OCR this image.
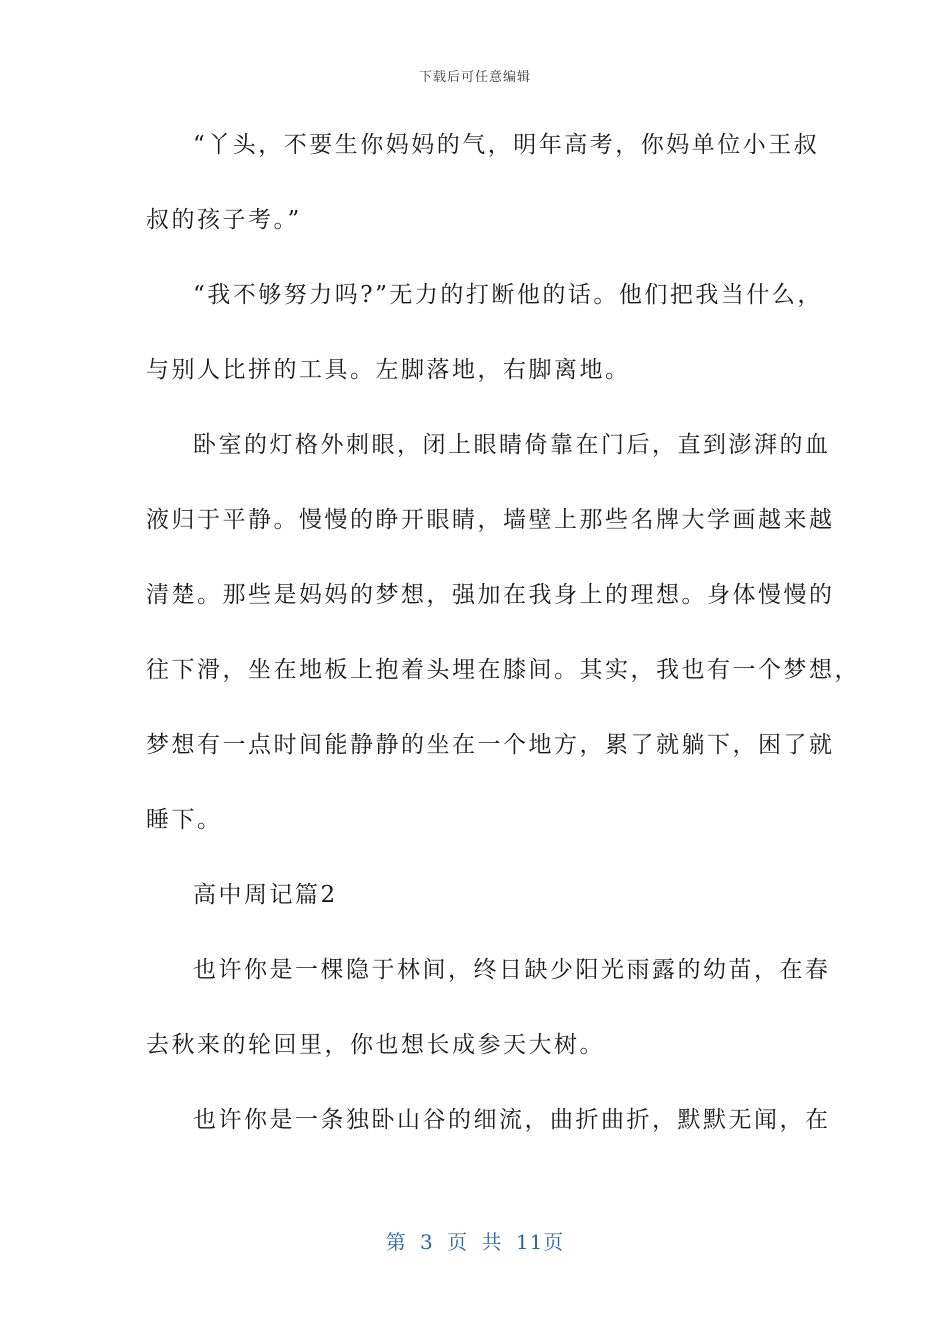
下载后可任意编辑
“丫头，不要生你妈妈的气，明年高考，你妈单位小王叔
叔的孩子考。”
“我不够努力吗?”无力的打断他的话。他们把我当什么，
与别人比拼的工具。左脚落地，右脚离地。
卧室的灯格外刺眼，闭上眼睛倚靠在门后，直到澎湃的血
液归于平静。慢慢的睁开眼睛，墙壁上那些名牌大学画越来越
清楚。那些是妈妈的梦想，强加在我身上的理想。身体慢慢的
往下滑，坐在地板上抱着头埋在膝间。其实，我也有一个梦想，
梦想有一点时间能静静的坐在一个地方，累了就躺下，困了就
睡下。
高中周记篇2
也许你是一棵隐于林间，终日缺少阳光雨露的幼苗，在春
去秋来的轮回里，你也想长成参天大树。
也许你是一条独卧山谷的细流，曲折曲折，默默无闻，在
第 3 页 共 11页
::::::
Give back all entries exactly. No pictures belong in the copy.

OCR this image.
下载后可任意编辑
“丫头，不要生你妈妈的气，明年高考，你妈单位小王叔
叔的孩子考。”
“我不够努力吗?”无力的打断他的话。他们把我当什么，
与别人比拼的工具。左脚落地，右脚离地。
卧室的灯格外刺眼，闭上眼睛倚靠在门后，直到澎湃的血
液归于平静。慢慢的睁开眼睛，墙壁上那些名牌大学画越来越
清楚。那些是妈妈的梦想，强加在我身上的理想。身体慢慢的
往下滑，坐在地板上抱着头埋在膝间。其实，我也有一个梦想，
梦想有一点时间能静静的坐在一个地方，累了就躺下，困了就
睡下。
高中周记篇2
也许你是一棵隐于林间，终日缺少阳光雨露的幼苗，在春
去秋来的轮回里，你也想长成参天大树。
也许你是一条独卧山谷的细流，曲折曲折，默默无闻，在
第 3 页 共 11页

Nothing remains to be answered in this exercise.